> WHAT IS REQUIRED: Review the lines that follow and copy each one that contains the word "there".

:: INFORMATION SUPPLIED ::

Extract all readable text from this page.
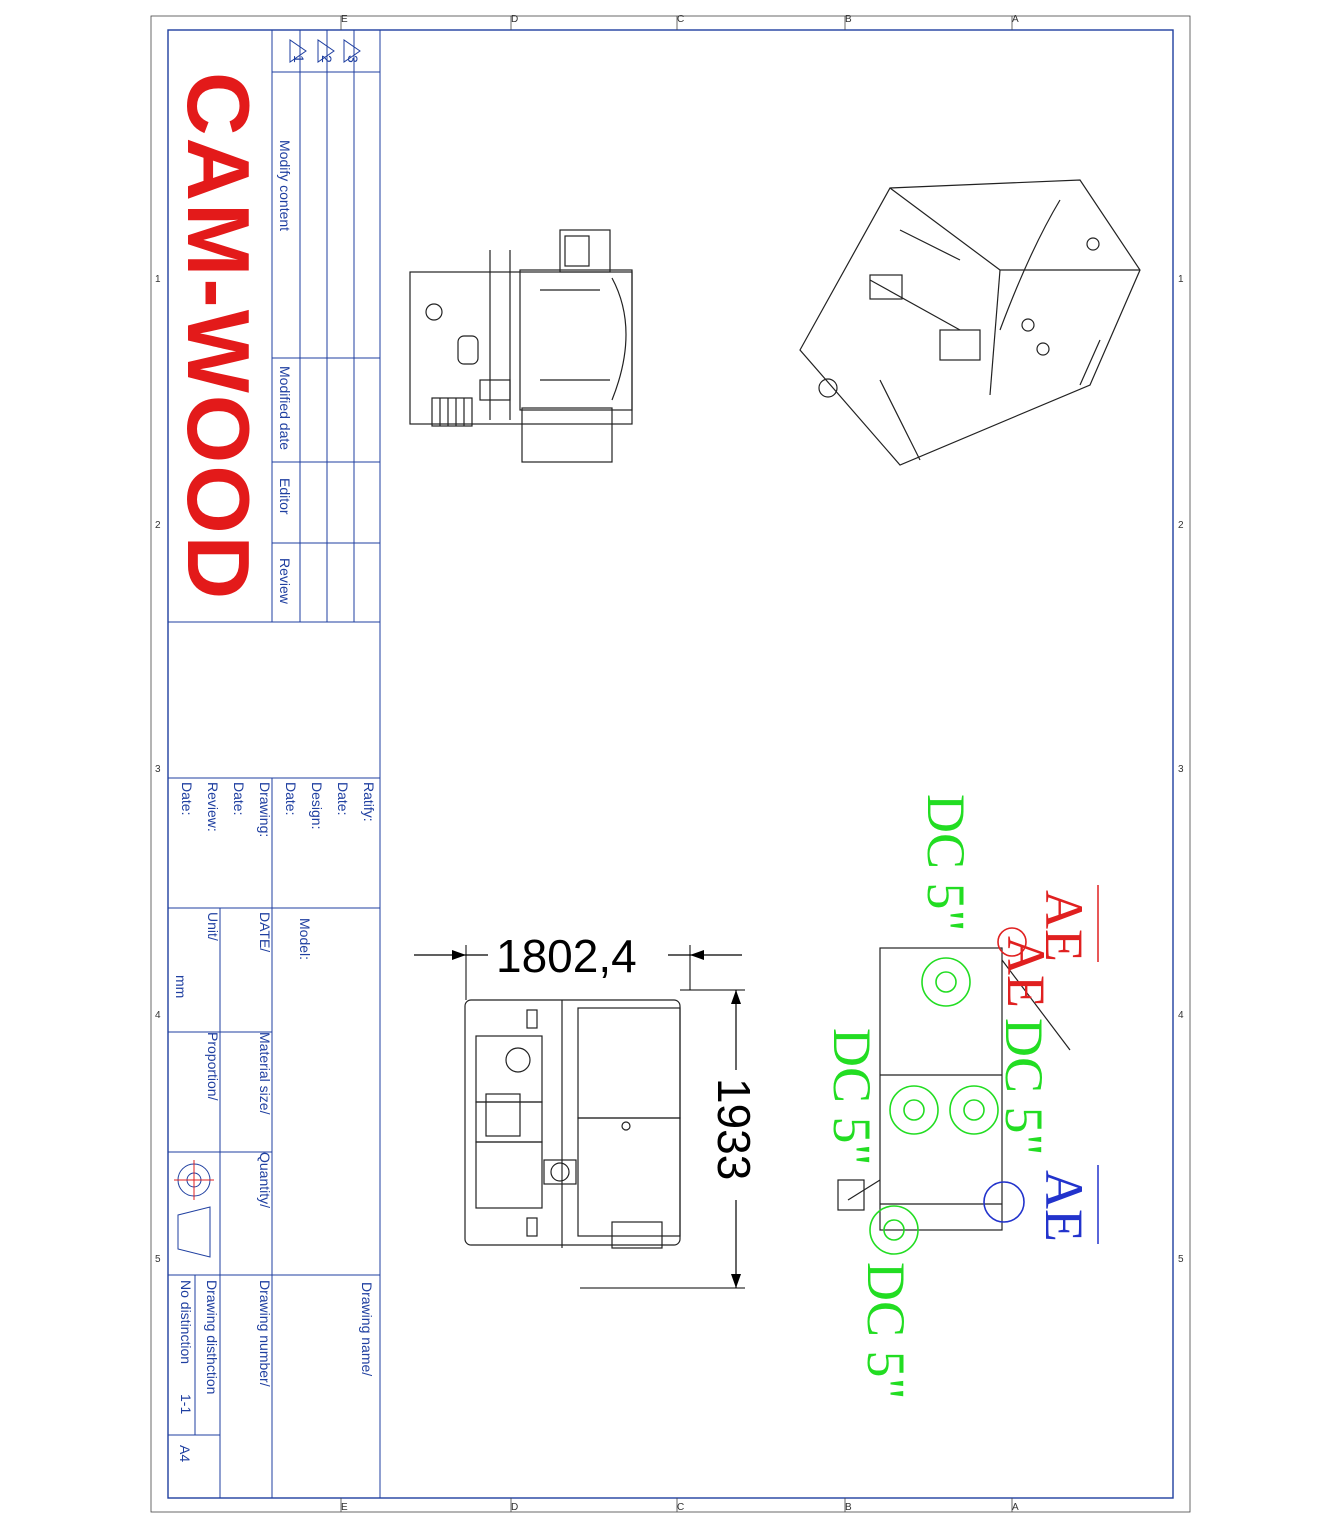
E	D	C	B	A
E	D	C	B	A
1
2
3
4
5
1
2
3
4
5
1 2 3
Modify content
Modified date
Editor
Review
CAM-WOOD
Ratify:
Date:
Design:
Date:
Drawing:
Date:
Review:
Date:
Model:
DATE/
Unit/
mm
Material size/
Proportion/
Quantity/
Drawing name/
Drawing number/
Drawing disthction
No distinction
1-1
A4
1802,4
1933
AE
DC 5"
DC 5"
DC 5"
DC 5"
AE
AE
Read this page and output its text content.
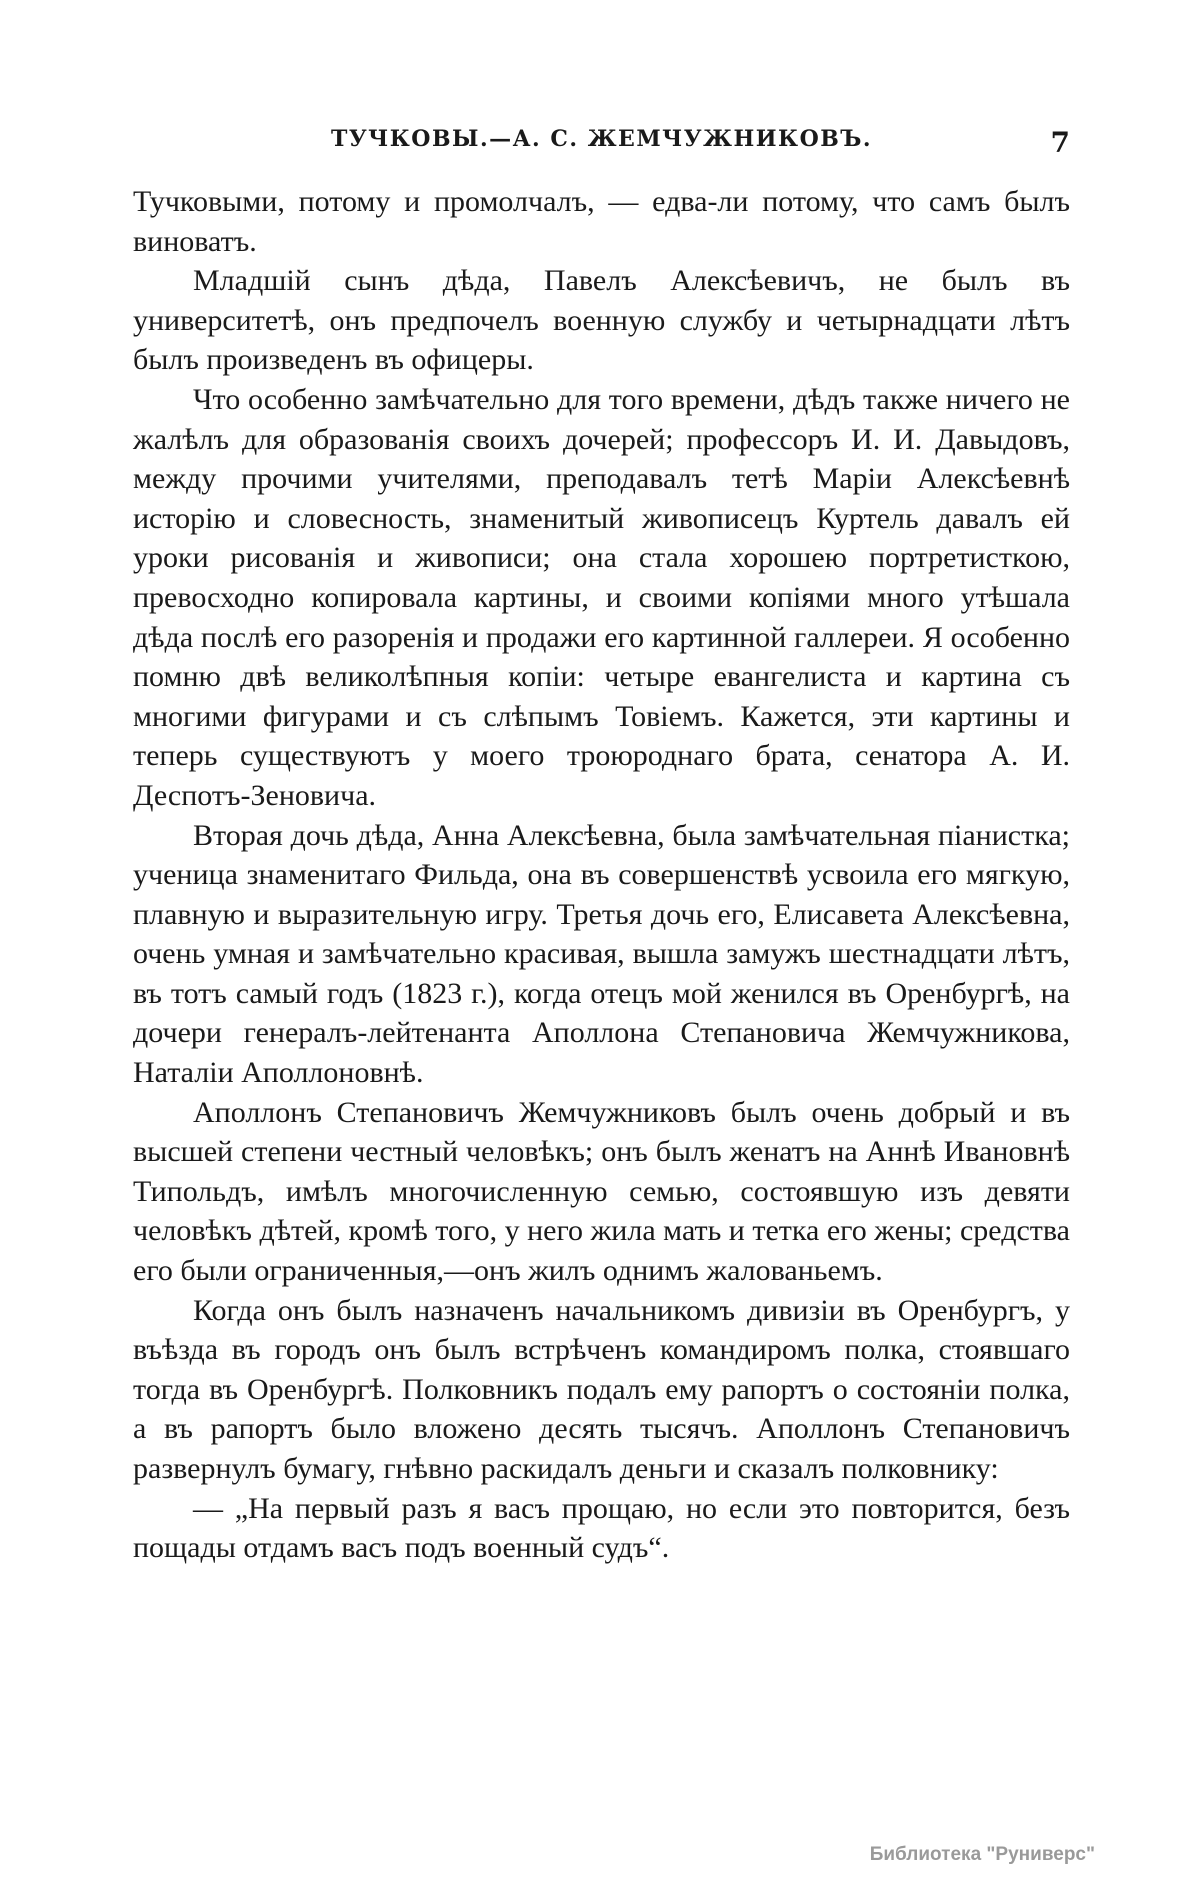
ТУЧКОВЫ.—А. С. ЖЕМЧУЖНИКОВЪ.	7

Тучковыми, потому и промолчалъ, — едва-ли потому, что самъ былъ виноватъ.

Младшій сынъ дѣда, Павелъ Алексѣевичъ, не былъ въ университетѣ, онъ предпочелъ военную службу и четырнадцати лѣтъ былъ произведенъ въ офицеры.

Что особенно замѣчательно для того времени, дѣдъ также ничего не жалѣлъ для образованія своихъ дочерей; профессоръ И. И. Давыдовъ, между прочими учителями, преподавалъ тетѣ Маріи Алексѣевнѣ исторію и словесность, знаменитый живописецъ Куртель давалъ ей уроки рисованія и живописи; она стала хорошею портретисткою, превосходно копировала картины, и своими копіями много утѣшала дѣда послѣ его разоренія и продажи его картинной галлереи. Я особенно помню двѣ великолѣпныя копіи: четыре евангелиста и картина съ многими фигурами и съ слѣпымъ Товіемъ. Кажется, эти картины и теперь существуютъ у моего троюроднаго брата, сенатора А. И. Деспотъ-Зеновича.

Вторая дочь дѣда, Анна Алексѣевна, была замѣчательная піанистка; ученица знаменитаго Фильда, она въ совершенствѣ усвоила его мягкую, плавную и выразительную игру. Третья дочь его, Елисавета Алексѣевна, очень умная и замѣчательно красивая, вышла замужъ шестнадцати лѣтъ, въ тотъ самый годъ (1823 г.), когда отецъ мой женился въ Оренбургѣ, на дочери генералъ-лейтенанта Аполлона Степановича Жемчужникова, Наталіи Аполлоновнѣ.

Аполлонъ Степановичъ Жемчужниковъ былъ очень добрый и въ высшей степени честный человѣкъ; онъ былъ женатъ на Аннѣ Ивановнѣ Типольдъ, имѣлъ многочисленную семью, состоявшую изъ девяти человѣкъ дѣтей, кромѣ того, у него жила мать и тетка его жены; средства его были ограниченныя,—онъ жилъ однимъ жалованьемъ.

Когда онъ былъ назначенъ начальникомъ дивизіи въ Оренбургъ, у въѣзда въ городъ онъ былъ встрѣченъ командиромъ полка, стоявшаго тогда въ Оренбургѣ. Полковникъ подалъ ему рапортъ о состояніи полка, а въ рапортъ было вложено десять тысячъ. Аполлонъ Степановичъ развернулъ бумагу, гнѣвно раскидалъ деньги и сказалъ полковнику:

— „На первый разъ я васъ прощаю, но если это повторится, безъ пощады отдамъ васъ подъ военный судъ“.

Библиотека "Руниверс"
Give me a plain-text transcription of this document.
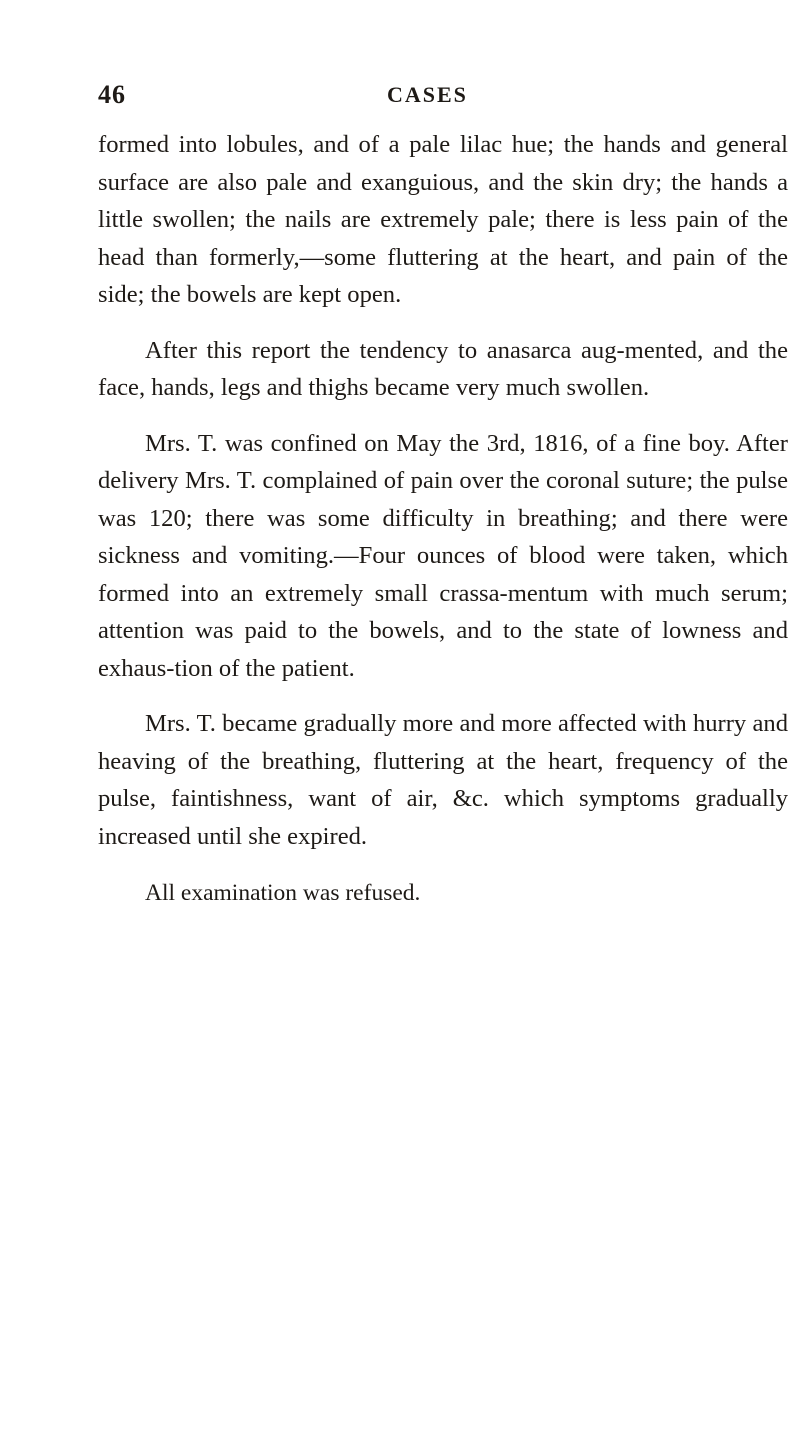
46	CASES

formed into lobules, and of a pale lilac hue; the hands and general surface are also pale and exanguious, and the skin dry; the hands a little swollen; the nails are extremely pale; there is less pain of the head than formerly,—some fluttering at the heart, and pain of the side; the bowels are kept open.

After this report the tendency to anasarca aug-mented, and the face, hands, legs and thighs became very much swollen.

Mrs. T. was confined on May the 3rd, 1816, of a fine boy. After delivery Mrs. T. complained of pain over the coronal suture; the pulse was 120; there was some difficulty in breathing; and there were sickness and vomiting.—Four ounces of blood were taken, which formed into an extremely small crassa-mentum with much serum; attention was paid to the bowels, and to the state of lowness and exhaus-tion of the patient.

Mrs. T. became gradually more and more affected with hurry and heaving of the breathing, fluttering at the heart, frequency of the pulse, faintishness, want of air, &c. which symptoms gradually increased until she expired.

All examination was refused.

:::

> WRITTEN SOLUTION:
formed into lobules, and of a pale lilac hue; the hands and general surface are also pale and exanguious, and the skin dry; the hands a little swollen; the nails are extremely pale; there is less pain of the head than formerly,—some fluttering at the heart, and pain of the side; the bowels are kept open.
Mrs. T. was confined on May the 3rd, 1816, of a fine boy. After delivery Mrs. T. complained of pain over the coronal suture; the pulse was 120; there was some difficulty in breathing; and there were sickness and vomiting.—Four ounces of blood were taken, which formed into an extremely small crassa-mentum with much serum; attention was paid to the bowels, and to the state of lowness and exhaus-tion of the patient.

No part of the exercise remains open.